▸ DIRECTIONS: Copy out the listing that follows exactly, dropping every picture.

▸ Entries with figure data:

** begin **

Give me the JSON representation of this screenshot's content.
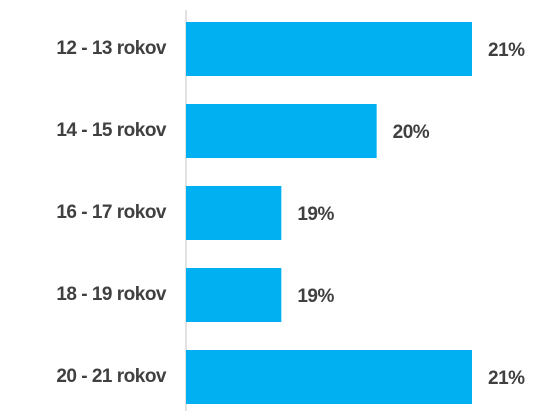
{
  "chart_data": {
    "type": "bar",
    "orientation": "horizontal",
    "categories": [
      "12 - 13 rokov",
      "14 - 15 rokov",
      "16 - 17 rokov",
      "18 - 19 rokov",
      "20 - 21 rokov"
    ],
    "values": [
      21,
      20,
      19,
      19,
      21
    ],
    "value_labels": [
      "21%",
      "20%",
      "19%",
      "19%",
      "21%"
    ],
    "color": "#00b0f0",
    "xlim": [
      18,
      21
    ]
  }
}
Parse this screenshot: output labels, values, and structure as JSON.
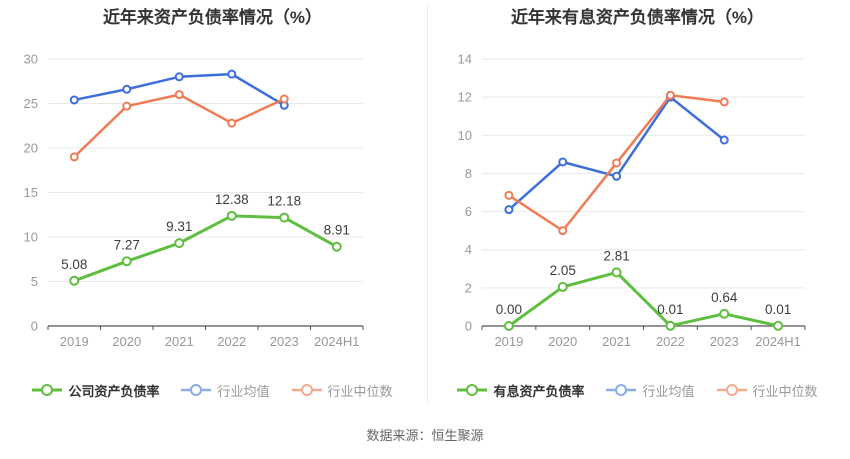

** end **

▸ FINAL RESULT:
Give me the JSON representation of this screenshot's content.
{
  "chart_data": {
    "type": "bar",
    "orientation": "horizontal",
    "categories": [
      "12 - 13 rokov",
      "14 - 15 rokov",
      "16 - 17 rokov",
      "18 - 19 rokov",
      "20 - 21 rokov"
    ],
    "values": [
      21,
      20,
      19,
      19,
      21
    ],
    "value_labels": [
      "21%",
      "20%",
      "19%",
      "19%",
      "21%"
    ],
    "color": "#00b0f0",
    "xlim": [
      18,
      21
    ]
  }
}
Parse this screenshot: output labels, values, and structure as JSON.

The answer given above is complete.